[WRITTEN INSTRUCTION] Locate the lines where "Lägre" occurs and copy them as they stand.

Figure dataset records

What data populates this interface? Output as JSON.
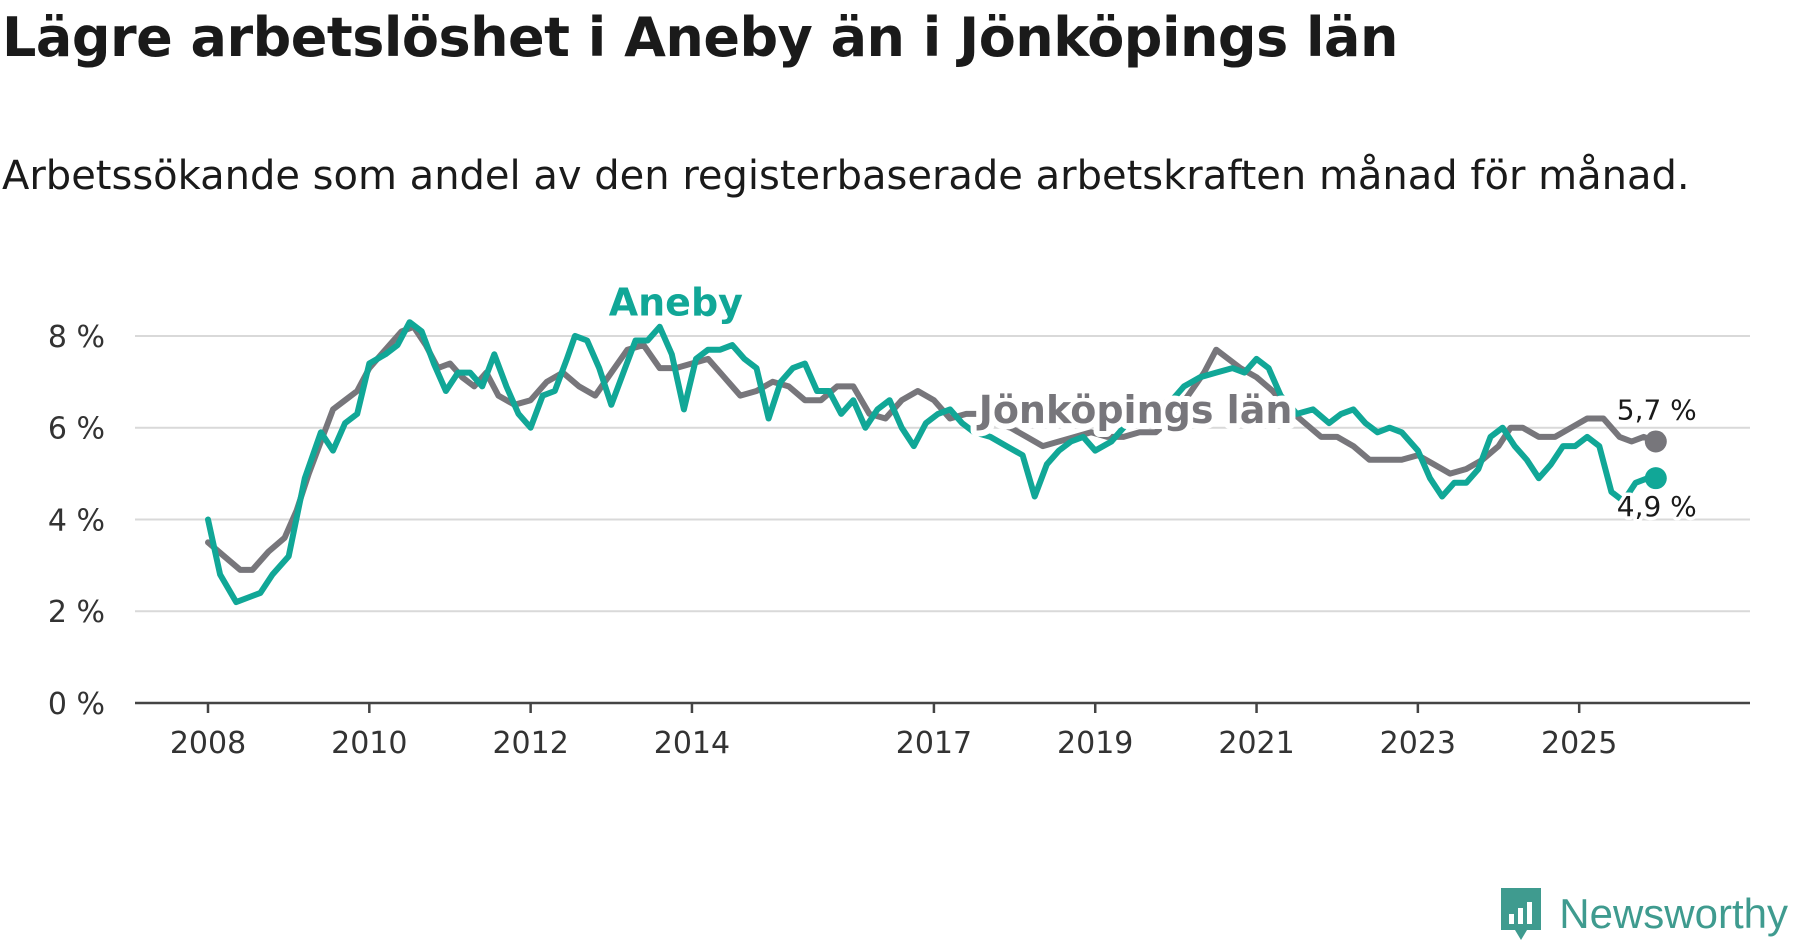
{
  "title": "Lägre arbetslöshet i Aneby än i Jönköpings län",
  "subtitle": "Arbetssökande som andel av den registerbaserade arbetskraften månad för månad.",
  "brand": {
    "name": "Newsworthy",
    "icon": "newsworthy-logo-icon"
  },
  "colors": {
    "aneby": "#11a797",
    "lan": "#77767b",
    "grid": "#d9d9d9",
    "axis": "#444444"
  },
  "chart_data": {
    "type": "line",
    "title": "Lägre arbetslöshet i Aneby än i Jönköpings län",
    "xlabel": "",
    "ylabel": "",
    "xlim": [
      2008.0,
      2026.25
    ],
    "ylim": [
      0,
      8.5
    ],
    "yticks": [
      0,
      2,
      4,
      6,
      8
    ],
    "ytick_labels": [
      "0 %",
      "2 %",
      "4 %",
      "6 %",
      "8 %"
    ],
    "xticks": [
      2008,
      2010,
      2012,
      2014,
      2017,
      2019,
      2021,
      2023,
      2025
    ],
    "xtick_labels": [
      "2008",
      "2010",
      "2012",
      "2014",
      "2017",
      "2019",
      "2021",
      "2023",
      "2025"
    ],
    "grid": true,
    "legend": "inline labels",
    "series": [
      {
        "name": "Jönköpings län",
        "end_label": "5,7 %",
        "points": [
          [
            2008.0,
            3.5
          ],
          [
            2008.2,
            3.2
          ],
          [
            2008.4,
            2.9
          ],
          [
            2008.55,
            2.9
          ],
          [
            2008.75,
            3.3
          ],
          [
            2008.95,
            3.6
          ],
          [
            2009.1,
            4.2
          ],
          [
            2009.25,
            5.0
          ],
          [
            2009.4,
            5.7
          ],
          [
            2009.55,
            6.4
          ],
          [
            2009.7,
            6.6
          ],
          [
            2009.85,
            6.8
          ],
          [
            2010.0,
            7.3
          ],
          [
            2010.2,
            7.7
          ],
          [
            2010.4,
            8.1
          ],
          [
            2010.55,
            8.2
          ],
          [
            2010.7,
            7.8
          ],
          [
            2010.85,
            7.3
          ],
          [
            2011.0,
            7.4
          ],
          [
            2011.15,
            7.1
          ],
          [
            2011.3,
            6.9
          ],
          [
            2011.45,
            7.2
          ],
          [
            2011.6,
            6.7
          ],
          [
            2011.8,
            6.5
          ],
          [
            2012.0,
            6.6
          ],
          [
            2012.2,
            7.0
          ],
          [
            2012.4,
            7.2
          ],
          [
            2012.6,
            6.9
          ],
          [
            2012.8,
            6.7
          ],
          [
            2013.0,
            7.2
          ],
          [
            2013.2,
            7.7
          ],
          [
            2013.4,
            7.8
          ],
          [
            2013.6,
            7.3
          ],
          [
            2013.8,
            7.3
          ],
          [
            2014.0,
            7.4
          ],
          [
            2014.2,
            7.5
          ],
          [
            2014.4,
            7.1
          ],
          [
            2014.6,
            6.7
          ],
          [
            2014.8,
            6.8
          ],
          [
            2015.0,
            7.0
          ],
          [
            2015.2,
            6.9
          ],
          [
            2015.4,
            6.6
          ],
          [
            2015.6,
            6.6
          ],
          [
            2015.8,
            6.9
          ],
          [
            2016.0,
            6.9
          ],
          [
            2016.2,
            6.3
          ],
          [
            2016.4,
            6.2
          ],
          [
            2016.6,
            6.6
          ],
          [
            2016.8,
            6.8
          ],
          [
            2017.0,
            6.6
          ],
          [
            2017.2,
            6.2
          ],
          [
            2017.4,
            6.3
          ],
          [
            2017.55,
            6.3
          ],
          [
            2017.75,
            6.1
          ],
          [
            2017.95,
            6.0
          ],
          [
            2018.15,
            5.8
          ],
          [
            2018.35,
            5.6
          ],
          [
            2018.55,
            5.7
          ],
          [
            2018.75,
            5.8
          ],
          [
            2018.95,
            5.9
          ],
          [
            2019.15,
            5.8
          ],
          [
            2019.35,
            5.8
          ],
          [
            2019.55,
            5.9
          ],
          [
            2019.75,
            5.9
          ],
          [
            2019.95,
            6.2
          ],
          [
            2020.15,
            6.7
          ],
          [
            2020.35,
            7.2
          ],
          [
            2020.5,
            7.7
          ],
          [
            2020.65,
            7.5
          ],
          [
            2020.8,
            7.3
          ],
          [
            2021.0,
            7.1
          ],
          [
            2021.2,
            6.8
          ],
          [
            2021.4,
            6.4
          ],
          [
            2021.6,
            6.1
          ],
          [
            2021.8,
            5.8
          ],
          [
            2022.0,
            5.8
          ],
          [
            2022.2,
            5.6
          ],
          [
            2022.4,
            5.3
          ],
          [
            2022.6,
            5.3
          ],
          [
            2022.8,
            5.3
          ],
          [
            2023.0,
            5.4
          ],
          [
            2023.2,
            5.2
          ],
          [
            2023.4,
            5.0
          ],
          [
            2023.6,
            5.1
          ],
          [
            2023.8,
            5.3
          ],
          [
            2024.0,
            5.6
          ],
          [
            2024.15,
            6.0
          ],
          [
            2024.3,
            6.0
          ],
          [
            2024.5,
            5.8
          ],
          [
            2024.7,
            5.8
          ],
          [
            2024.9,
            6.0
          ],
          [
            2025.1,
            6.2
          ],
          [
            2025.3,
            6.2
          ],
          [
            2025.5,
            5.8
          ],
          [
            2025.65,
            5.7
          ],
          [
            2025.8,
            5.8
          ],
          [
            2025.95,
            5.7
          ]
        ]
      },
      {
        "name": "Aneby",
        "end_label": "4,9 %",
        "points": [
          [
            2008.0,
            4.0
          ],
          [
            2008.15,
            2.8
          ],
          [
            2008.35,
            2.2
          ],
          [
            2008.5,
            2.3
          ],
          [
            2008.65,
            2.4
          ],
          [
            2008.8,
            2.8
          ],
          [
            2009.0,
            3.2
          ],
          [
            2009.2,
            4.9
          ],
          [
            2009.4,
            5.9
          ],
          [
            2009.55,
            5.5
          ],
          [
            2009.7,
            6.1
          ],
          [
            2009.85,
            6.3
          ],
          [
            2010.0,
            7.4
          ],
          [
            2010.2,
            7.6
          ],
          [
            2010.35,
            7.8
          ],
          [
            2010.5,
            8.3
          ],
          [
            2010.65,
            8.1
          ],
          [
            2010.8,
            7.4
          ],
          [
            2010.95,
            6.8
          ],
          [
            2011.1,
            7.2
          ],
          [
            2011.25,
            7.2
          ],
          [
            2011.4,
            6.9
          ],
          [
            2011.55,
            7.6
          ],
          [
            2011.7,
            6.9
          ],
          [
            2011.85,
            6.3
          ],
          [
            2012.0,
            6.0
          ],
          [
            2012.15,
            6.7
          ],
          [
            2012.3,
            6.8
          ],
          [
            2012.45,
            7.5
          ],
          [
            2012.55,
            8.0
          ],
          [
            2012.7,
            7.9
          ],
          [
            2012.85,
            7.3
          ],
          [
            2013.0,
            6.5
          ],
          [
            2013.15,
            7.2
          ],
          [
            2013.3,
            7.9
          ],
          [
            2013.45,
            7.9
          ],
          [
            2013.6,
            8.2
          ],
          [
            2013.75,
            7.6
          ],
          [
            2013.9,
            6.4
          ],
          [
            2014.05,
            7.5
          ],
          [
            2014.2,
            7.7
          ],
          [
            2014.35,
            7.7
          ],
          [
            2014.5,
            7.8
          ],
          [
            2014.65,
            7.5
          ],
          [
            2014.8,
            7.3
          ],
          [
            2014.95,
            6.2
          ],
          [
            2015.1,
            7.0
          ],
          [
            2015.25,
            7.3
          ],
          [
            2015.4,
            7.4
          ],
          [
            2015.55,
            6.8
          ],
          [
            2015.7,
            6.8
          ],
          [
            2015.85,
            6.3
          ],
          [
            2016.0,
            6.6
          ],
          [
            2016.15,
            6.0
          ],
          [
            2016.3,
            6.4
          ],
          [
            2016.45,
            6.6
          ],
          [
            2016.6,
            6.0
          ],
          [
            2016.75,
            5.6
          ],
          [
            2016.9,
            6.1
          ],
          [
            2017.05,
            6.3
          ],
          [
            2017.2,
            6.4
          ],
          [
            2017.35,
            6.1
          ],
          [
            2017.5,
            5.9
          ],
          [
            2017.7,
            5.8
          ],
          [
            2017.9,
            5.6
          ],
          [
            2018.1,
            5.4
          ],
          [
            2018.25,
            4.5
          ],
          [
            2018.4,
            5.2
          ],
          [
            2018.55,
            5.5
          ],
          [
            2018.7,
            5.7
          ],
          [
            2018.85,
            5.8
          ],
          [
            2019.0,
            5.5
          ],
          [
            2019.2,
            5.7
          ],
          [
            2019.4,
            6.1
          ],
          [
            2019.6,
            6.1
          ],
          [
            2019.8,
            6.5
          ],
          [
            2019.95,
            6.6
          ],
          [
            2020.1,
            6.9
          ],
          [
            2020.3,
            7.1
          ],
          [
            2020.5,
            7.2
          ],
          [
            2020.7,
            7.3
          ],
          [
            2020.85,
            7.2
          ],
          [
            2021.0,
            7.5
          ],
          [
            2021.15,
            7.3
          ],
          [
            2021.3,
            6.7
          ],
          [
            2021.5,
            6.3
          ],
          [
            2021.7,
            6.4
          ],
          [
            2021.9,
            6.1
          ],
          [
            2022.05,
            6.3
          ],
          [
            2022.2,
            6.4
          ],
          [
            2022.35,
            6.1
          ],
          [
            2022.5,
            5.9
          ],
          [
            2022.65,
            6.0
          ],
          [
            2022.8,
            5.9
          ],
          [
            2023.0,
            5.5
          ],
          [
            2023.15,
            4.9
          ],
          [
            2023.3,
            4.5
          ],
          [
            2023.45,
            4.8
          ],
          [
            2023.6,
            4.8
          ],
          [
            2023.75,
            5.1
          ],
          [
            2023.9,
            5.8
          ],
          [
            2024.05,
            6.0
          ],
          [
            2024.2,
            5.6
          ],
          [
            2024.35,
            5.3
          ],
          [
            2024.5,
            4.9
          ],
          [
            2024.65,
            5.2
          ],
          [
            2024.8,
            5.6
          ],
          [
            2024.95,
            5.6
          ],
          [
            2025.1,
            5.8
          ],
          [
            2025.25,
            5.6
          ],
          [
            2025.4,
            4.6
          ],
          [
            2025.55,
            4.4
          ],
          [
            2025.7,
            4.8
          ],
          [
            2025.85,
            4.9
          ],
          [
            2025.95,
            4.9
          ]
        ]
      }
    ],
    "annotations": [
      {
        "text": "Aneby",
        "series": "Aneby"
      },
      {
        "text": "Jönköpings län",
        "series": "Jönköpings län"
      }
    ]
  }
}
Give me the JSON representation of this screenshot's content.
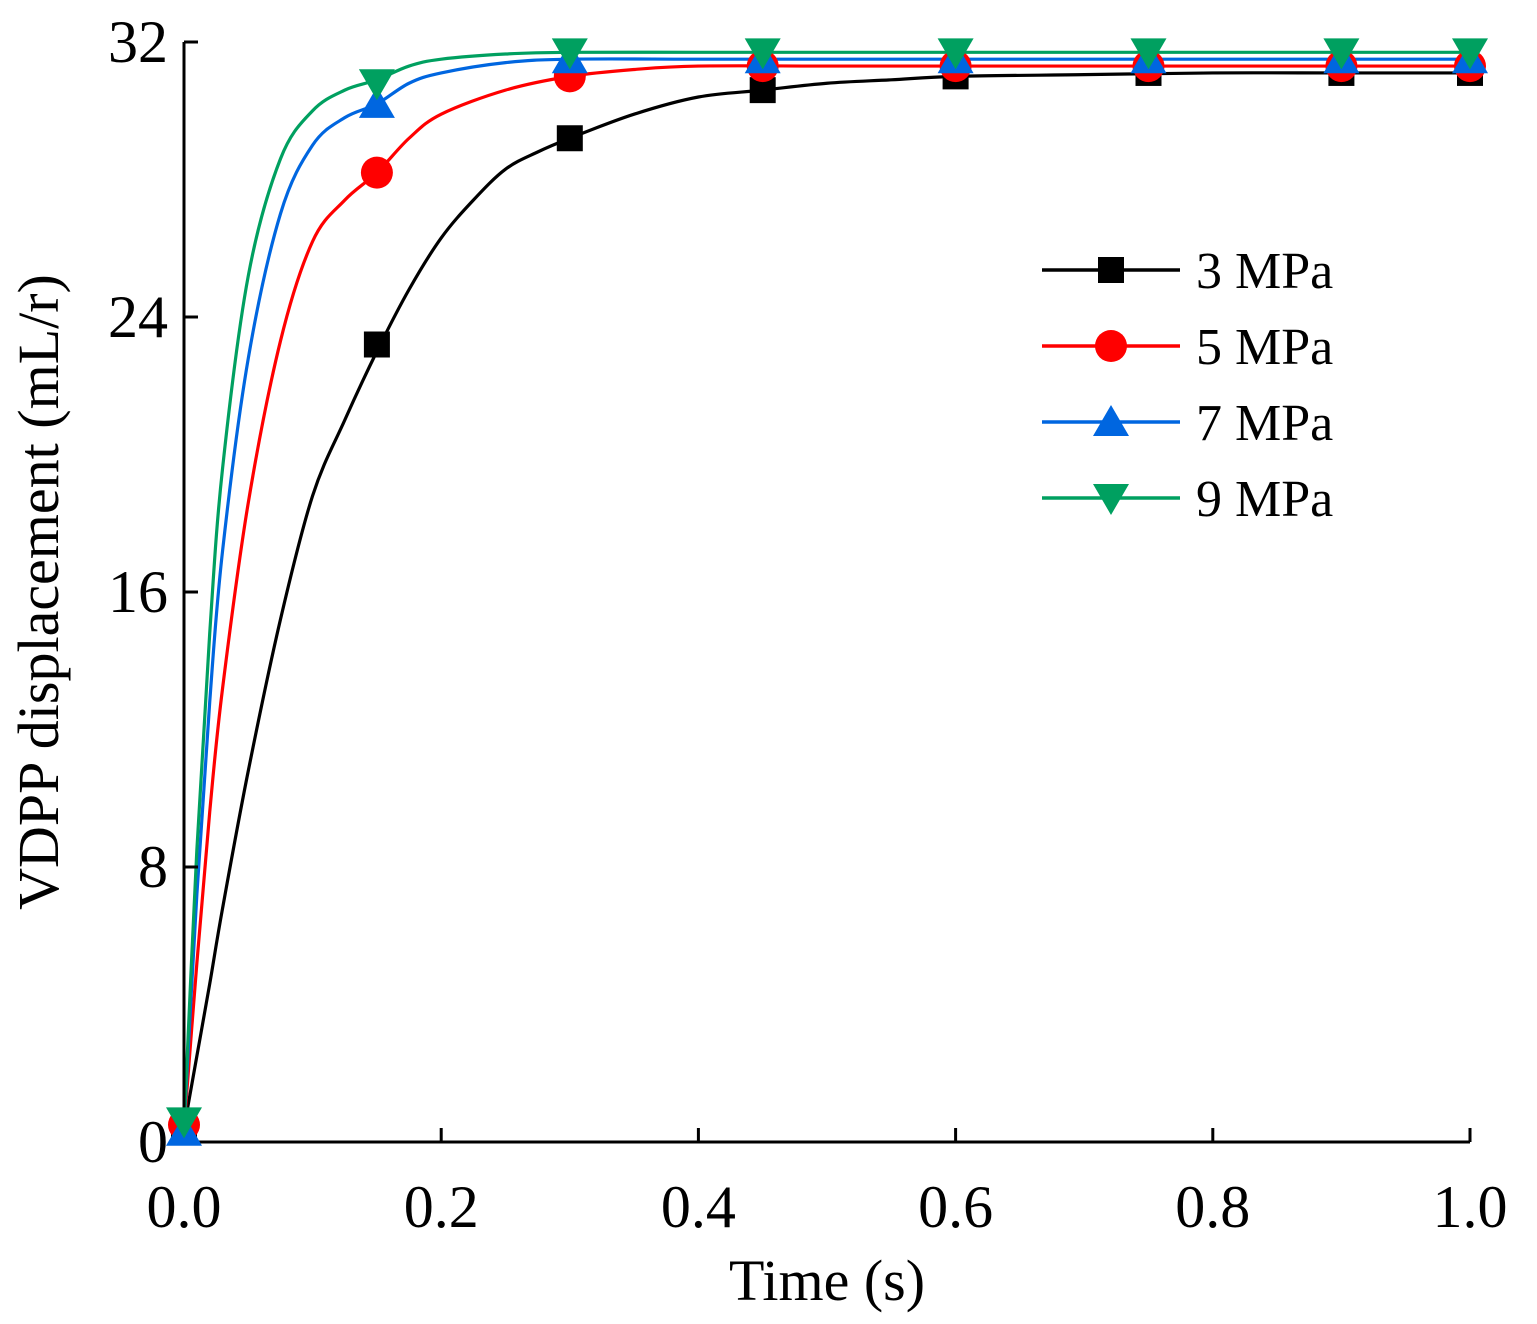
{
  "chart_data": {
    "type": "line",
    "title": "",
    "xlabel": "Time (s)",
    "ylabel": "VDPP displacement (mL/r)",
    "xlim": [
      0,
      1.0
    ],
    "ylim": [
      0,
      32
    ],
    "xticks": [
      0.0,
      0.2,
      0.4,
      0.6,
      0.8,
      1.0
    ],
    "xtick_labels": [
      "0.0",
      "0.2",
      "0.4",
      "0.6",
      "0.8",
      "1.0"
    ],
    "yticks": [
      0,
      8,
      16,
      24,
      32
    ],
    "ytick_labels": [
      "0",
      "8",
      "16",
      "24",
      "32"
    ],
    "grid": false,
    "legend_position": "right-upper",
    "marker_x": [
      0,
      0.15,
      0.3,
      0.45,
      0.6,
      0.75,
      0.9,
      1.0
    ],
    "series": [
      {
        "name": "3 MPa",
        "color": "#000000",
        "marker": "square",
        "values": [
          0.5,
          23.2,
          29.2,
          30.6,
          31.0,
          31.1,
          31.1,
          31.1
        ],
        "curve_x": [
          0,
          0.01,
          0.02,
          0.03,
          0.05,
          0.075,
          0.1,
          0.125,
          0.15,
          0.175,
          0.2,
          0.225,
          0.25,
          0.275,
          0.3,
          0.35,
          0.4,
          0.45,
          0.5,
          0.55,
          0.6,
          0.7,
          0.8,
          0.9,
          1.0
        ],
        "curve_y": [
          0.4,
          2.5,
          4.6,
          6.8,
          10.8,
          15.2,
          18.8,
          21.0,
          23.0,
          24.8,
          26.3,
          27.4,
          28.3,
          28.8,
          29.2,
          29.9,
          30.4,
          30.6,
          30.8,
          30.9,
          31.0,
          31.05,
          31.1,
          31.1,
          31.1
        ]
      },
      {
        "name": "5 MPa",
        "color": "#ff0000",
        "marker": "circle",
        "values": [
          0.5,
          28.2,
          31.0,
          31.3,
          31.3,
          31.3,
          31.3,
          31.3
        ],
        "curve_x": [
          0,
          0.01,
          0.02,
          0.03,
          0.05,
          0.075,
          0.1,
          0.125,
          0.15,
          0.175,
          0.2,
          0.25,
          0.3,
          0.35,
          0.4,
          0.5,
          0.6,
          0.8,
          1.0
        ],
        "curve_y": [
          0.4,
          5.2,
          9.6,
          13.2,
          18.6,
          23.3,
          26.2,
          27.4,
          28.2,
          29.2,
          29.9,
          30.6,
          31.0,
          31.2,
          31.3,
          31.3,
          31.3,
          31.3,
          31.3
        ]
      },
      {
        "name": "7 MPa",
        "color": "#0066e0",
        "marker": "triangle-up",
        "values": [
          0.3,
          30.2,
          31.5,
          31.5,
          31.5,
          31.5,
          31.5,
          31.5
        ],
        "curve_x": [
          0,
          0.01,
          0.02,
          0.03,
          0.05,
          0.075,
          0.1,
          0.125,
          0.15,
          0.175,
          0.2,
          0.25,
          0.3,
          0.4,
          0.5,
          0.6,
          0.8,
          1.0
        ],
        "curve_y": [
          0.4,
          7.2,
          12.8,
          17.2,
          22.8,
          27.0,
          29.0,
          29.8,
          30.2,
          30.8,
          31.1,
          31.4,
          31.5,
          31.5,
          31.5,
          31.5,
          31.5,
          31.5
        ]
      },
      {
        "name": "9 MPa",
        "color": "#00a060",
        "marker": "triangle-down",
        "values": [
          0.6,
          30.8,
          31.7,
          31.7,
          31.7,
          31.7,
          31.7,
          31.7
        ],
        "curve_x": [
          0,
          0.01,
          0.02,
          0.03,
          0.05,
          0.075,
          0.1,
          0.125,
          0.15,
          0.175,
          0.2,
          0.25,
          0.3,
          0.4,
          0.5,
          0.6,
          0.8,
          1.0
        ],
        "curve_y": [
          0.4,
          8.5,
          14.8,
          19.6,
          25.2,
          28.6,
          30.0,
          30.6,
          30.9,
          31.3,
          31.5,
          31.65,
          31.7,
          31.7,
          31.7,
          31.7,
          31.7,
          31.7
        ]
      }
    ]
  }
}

[TASK ANSWER]
  "title": "Lägre arbetslöshet i Aneby än i Jönköpings län",
    "title": "Lägre arbetslöshet i Aneby än i Jönköpings län",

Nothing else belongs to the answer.